[Dataset items]
+++

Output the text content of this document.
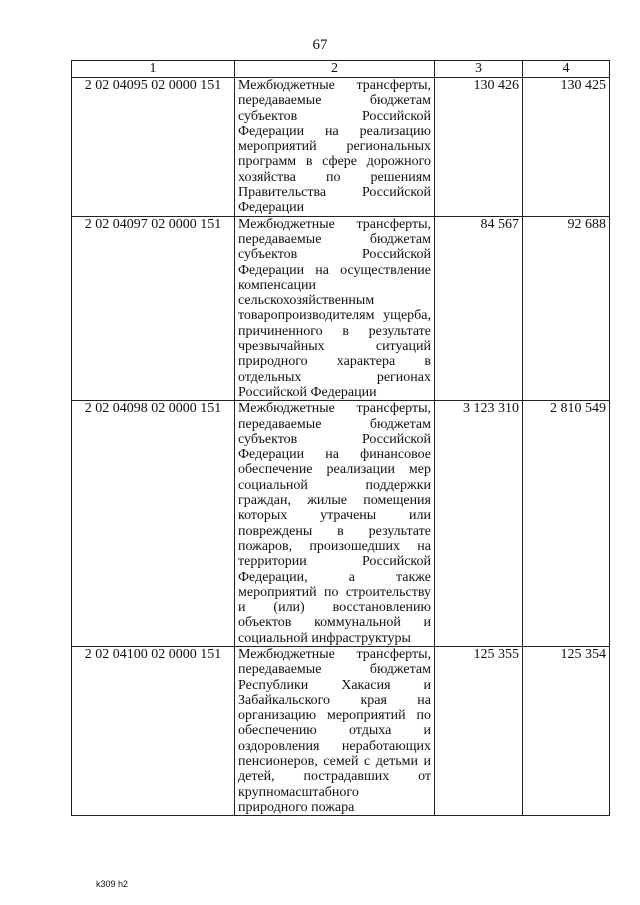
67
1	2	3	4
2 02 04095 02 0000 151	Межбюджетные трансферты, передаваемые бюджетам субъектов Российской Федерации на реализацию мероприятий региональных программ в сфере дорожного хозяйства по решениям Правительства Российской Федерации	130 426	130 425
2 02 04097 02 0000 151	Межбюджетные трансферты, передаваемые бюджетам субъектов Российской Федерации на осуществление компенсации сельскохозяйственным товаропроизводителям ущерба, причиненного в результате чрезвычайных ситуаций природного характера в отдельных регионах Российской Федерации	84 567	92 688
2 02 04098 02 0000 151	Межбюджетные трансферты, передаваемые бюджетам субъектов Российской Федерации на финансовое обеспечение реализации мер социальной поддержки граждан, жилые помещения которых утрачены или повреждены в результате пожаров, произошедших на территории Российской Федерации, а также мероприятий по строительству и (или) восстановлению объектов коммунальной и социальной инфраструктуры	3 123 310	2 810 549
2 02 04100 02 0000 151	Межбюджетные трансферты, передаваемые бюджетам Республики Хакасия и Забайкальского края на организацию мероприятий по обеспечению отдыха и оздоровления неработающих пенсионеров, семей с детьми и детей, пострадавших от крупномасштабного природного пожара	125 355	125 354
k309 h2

+++

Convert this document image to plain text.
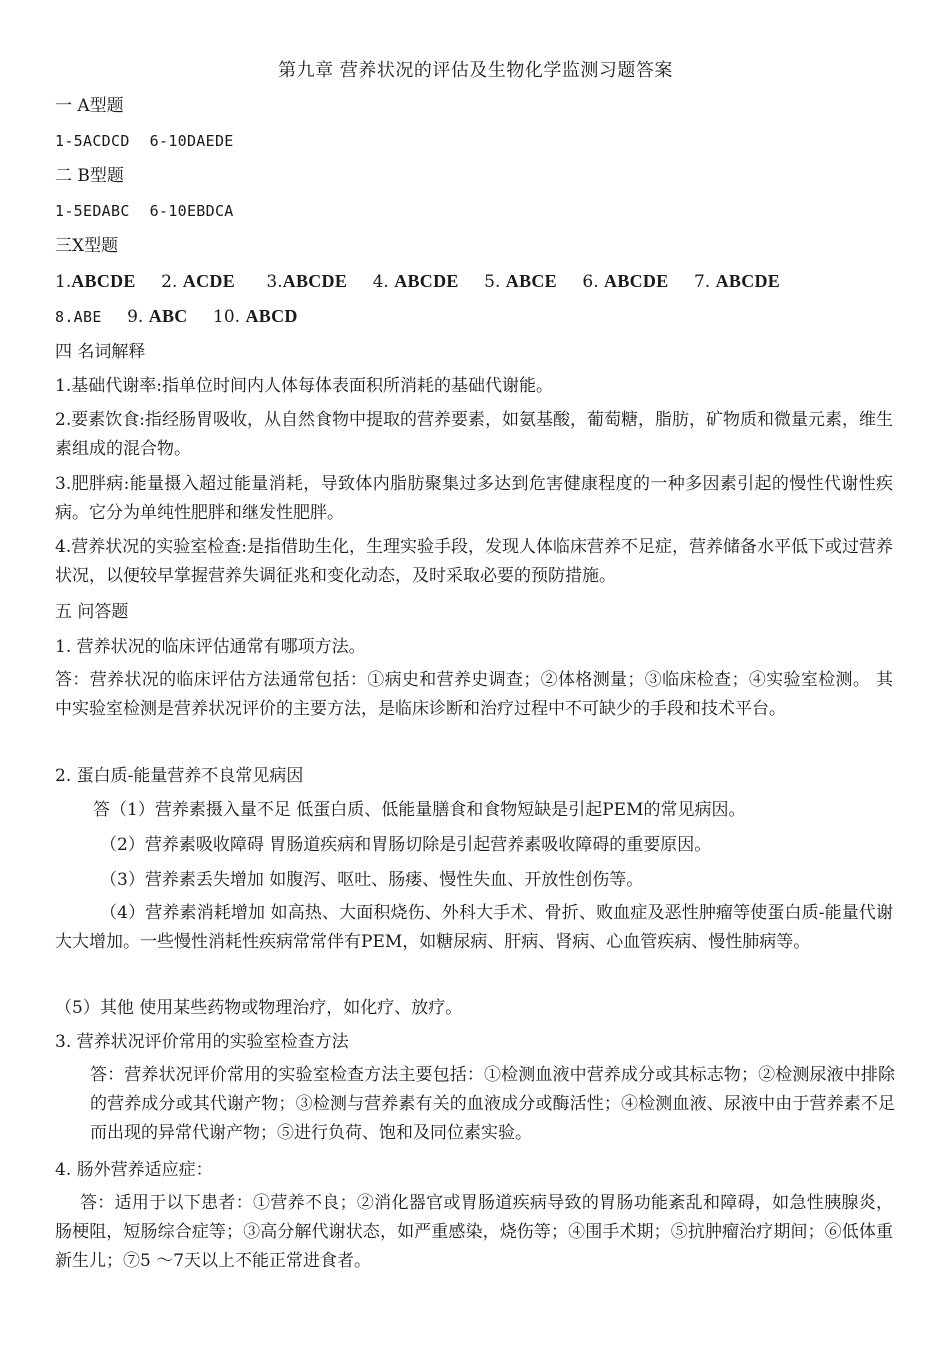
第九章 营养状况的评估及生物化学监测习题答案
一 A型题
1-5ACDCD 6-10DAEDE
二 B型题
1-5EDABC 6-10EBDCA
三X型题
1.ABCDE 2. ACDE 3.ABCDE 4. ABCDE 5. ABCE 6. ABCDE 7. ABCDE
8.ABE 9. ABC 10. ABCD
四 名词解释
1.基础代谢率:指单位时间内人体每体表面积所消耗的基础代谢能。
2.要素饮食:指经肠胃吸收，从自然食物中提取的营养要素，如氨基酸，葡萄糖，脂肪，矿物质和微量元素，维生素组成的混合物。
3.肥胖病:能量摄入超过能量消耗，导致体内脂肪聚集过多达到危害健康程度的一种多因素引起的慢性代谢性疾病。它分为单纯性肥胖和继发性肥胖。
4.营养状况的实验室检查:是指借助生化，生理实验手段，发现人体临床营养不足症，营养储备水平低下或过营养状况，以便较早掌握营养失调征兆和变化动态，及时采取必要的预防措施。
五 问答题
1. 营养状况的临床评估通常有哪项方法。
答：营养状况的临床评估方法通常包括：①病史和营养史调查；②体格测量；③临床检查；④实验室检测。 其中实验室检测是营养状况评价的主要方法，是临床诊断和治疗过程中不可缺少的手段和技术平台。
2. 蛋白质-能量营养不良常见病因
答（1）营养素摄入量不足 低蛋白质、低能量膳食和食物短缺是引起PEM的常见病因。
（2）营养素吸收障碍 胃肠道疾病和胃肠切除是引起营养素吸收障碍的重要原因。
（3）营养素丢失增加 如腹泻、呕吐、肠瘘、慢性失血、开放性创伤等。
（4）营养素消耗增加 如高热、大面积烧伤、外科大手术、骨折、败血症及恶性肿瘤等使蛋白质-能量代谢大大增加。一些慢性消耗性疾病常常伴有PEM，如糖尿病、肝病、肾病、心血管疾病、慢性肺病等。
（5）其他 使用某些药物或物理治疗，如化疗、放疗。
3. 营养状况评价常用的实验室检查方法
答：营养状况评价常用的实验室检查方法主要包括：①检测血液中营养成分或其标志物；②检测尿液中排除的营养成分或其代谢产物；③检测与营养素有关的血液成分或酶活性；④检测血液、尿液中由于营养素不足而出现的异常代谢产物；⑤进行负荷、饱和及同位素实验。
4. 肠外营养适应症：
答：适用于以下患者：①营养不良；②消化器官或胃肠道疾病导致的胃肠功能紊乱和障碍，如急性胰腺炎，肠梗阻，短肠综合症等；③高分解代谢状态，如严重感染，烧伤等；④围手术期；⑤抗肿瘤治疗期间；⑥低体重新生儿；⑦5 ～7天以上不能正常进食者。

+++

Set out every line from the material that contains the string "document".

Output the text content of this document.
Convert this document image to plain text.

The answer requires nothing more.